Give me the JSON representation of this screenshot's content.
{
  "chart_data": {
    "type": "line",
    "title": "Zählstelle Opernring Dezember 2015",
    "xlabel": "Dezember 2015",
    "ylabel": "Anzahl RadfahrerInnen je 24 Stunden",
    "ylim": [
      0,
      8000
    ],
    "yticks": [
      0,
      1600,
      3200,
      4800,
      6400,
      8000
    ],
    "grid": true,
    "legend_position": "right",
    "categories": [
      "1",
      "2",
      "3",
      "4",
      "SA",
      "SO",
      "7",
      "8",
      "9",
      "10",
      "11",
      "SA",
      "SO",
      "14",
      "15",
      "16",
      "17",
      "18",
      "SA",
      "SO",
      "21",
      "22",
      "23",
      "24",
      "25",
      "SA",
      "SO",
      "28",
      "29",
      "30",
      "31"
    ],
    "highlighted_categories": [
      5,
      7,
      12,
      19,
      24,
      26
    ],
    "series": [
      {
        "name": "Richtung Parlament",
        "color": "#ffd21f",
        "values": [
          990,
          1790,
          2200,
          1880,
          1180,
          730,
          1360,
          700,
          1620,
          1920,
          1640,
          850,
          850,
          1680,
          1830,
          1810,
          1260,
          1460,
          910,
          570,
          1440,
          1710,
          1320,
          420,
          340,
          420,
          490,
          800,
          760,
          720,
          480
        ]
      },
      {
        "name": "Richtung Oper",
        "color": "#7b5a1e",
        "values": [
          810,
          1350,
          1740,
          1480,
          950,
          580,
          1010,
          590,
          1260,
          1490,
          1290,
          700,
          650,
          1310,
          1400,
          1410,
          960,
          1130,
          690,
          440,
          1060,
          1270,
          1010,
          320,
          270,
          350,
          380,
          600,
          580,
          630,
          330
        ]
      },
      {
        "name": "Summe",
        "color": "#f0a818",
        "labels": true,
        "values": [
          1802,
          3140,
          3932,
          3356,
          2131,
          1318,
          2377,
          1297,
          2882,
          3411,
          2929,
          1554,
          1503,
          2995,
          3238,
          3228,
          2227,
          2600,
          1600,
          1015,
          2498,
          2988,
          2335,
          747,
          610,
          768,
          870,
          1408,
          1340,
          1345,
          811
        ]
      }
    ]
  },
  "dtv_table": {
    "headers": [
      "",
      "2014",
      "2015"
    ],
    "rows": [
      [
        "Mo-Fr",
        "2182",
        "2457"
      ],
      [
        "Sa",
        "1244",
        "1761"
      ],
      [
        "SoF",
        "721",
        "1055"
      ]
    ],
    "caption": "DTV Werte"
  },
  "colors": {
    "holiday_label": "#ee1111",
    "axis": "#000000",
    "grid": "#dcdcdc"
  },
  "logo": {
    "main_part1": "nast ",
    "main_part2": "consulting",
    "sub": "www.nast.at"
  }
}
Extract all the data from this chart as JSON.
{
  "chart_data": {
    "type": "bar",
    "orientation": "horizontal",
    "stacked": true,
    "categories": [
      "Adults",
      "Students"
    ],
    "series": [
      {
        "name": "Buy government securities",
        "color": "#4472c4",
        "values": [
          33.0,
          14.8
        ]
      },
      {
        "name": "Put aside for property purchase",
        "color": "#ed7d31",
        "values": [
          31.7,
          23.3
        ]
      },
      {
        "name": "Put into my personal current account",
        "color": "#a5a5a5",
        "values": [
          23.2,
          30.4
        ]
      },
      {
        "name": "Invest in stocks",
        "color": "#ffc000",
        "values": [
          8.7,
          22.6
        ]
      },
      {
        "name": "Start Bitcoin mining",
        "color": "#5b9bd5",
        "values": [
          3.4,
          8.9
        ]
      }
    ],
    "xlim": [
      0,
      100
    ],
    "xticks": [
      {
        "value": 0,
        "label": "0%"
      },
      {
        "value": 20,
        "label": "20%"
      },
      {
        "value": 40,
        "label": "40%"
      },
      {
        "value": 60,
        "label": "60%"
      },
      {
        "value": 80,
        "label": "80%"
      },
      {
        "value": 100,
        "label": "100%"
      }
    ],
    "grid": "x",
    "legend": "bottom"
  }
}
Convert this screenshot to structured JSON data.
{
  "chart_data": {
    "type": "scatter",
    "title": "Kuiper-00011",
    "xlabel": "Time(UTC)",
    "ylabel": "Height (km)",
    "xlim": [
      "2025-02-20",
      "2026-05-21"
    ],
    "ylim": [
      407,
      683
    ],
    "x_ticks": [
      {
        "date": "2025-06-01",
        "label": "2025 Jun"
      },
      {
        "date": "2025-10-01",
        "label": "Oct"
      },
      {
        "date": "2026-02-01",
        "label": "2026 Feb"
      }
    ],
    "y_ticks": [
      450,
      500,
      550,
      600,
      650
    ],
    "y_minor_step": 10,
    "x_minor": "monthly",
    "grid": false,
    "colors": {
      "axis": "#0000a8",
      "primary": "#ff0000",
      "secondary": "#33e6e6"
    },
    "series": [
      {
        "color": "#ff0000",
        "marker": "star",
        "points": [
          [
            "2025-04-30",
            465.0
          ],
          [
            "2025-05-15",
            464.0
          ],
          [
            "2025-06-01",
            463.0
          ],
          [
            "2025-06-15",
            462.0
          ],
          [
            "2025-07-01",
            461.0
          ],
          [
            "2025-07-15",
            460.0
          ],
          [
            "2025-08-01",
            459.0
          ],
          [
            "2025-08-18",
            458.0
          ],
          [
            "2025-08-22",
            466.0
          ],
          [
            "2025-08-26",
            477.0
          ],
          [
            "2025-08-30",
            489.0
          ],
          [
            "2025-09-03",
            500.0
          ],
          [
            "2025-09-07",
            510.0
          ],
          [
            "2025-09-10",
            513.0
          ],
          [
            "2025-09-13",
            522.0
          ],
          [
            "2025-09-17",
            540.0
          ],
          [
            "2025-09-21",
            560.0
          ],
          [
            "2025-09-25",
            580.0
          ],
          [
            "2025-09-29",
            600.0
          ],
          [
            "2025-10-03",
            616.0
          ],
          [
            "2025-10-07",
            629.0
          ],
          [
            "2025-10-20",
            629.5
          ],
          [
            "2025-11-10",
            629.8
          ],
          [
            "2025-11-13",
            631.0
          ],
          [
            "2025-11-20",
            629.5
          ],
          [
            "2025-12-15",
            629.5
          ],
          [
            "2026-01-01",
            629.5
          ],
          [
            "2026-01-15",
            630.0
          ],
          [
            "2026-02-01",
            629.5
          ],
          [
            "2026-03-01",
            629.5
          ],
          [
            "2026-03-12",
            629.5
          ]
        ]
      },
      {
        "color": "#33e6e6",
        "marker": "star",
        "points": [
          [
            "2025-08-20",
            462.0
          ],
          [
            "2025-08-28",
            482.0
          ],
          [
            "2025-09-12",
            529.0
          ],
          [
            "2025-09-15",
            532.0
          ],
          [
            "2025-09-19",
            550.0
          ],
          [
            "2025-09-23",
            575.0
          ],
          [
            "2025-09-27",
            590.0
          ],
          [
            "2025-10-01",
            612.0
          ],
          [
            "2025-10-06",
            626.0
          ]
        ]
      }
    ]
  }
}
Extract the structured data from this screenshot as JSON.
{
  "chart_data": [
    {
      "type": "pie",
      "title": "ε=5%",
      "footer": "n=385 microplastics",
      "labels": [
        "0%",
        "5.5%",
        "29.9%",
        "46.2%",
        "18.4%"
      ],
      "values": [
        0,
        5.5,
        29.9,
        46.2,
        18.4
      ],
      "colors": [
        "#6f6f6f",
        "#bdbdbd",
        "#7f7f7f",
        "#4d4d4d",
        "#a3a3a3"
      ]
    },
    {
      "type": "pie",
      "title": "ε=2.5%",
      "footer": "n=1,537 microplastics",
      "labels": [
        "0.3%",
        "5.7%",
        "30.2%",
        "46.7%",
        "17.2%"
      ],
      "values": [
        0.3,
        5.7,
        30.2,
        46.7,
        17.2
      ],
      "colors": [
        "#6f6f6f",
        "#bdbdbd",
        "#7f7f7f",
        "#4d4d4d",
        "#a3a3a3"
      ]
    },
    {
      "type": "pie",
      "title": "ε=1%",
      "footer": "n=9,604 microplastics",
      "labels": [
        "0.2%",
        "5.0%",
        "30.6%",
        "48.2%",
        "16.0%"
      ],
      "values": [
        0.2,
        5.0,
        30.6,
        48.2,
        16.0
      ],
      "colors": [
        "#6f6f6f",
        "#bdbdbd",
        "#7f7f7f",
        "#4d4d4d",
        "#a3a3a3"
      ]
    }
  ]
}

◆ ◆ ◆ ◆

=== Stated task ===
From the entries above, copy every line where the word "grid" shows up.

=== Result of the task ===
    "grid": true,
    "grid": "#dcdcdc"
    "grid": "x",
    "grid": false,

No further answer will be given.